Task brief: The records below are to be copied word for word, with every picture left out.

Data listing
▶

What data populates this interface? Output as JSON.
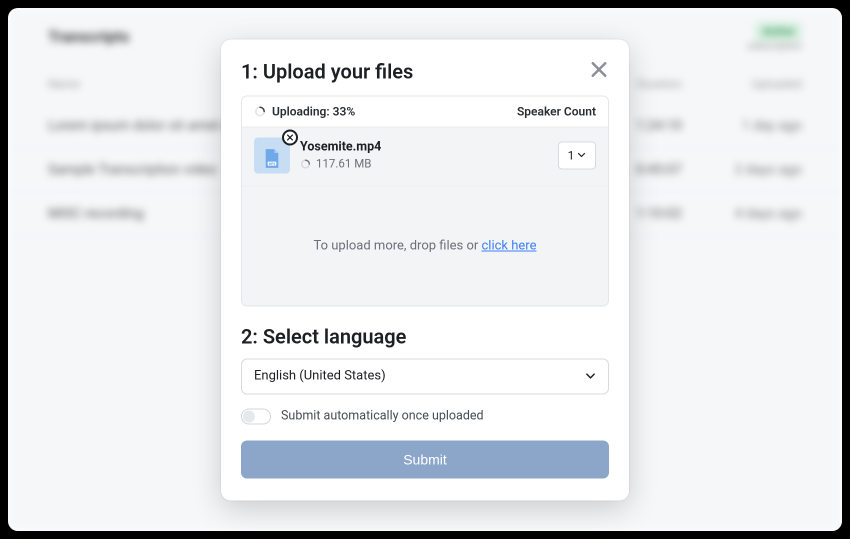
{
  "background": {
    "page_title": "Transcripts",
    "badge": "Active",
    "badge_sub": "subscription",
    "columns": {
      "c1": "Name",
      "c2": "Duration",
      "c3": "Uploaded"
    },
    "rows": [
      {
        "c1": "Lorem ipsum dolor sit amet consec",
        "c2": "1:24:10",
        "c3": "1 day ago"
      },
      {
        "c1": "Sample Transcription video",
        "c2": "0:45:07",
        "c3": "2 days ago"
      },
      {
        "c1": "MISC recording",
        "c2": "1:10:02",
        "c3": "4 days ago"
      }
    ]
  },
  "modal": {
    "step1_title": "1: Upload your files",
    "upload_status_prefix": "Uploading:",
    "upload_percent": "33%",
    "speaker_count_label": "Speaker Count",
    "file": {
      "name": "Yosemite.mp4",
      "size": "117.61 MB",
      "speakers": "1"
    },
    "drop_text_prefix": "To upload more, drop files or ",
    "drop_link": "click here",
    "step2_title": "2: Select language",
    "language": "English (United States)",
    "auto_submit_label": "Submit automatically once uploaded",
    "submit_label": "Submit"
  }
}
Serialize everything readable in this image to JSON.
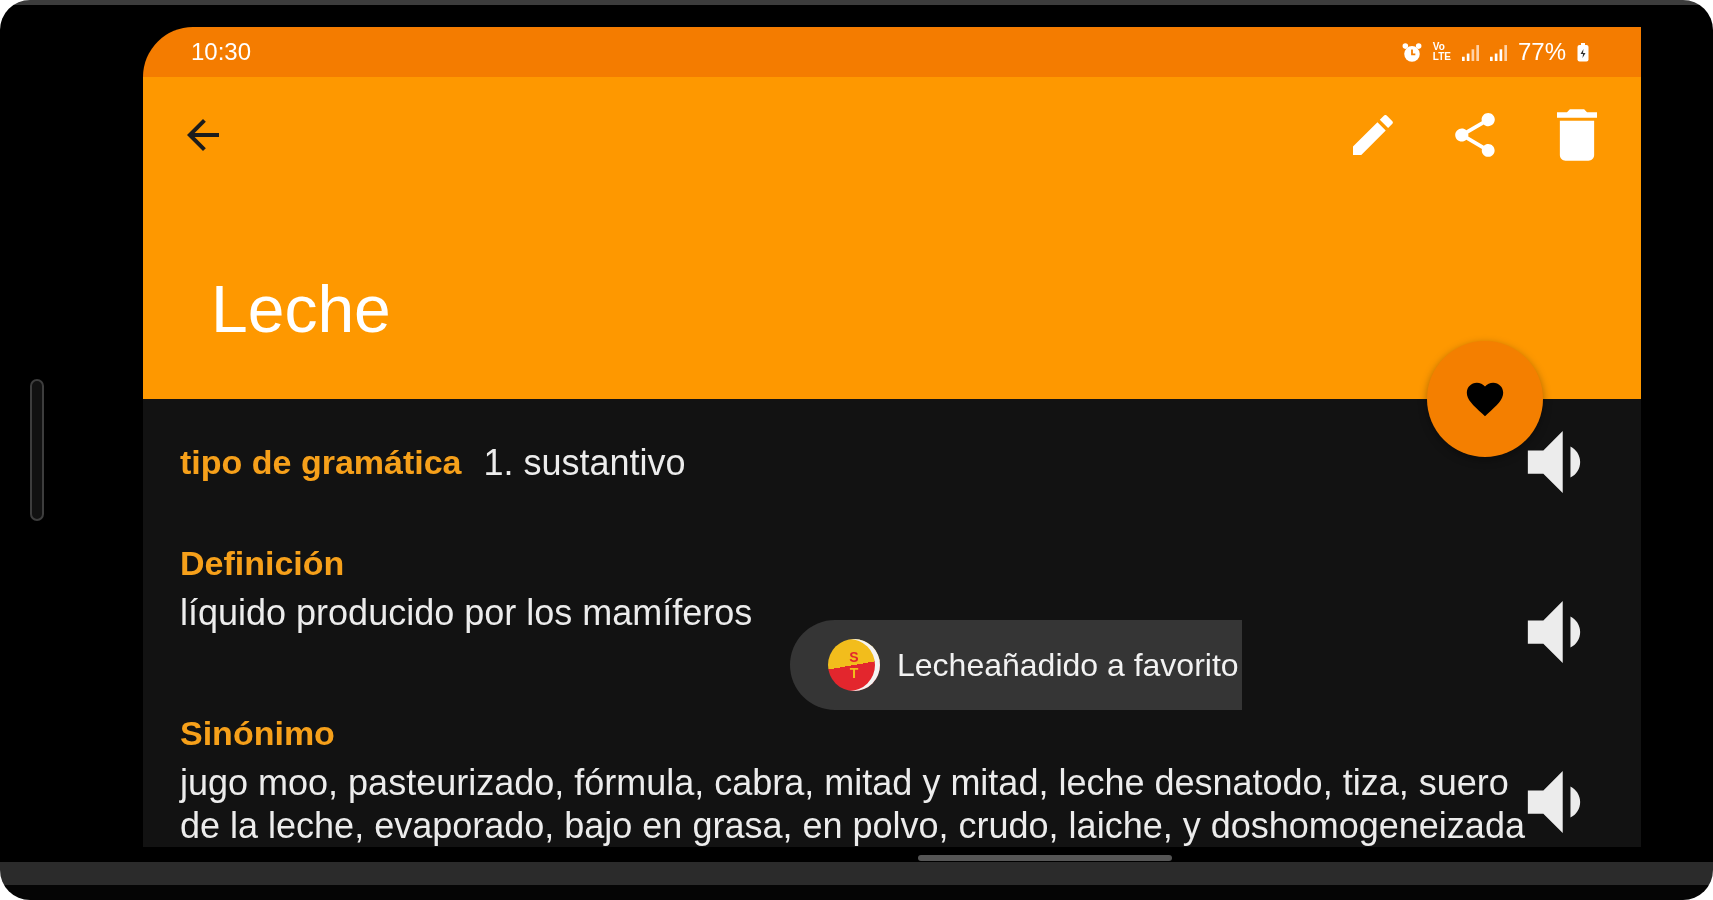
{
  "status_bar": {
    "time": "10:30",
    "network_label": [
      "Vo",
      "LTE"
    ],
    "battery": "77%"
  },
  "app_bar": {
    "title": "Leche"
  },
  "favorite_button": {
    "on": true
  },
  "entries": [
    {
      "kind": "inline",
      "label": "tipo de gramática",
      "value": "1. sustantivo"
    },
    {
      "kind": "block",
      "label": "Definición",
      "value": "líquido producido por los mamíferos"
    },
    {
      "kind": "block",
      "label": "Sinónimo",
      "value": "jugo moo, pasteurizado, fórmula, cabra, mitad y mitad, leche desnatodo, tiza, suero de la leche, evaporado, bajo en grasa, en polvo, crudo, laiche, y doshomogeneizada"
    }
  ],
  "toast": {
    "logo_letters": [
      "S",
      "T"
    ],
    "message": "Lecheañadido a favorito"
  }
}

◀

Problem solution:
What data populates this interface? Output as JSON.
{
  "background": {
    "page_title": "Transcripts",
    "badge": "Active",
    "badge_sub": "subscription",
    "columns": {
      "c1": "Name",
      "c2": "Duration",
      "c3": "Uploaded"
    },
    "rows": [
      {
        "c1": "Lorem ipsum dolor sit amet consec",
        "c2": "1:24:10",
        "c3": "1 day ago"
      },
      {
        "c1": "Sample Transcription video",
        "c2": "0:45:07",
        "c3": "2 days ago"
      },
      {
        "c1": "MISC recording",
        "c2": "1:10:02",
        "c3": "4 days ago"
      }
    ]
  },
  "modal": {
    "step1_title": "1: Upload your files",
    "upload_status_prefix": "Uploading:",
    "upload_percent": "33%",
    "speaker_count_label": "Speaker Count",
    "file": {
      "name": "Yosemite.mp4",
      "size": "117.61 MB",
      "speakers": "1"
    },
    "drop_text_prefix": "To upload more, drop files or ",
    "drop_link": "click here",
    "step2_title": "2: Select language",
    "language": "English (United States)",
    "auto_submit_label": "Submit automatically once uploaded",
    "submit_label": "Submit"
  }
}
Serialize everything readable in this image to JSON.
{
  "status_bar": {
    "time": "10:30",
    "network_label": [
      "Vo",
      "LTE"
    ],
    "battery": "77%"
  },
  "app_bar": {
    "title": "Leche"
  },
  "favorite_button": {
    "on": true
  },
  "entries": [
    {
      "kind": "inline",
      "label": "tipo de gramática",
      "value": "1. sustantivo"
    },
    {
      "kind": "block",
      "label": "Definición",
      "value": "líquido producido por los mamíferos"
    },
    {
      "kind": "block",
      "label": "Sinónimo",
      "value": "jugo moo, pasteurizado, fórmula, cabra, mitad y mitad, leche desnatodo, tiza, suero de la leche, evaporado, bajo en grasa, en polvo, crudo, laiche, y doshomogeneizada"
    }
  ],
  "toast": {
    "logo_letters": [
      "S",
      "T"
    ],
    "message": "Lecheañadido a favorito"
  }
}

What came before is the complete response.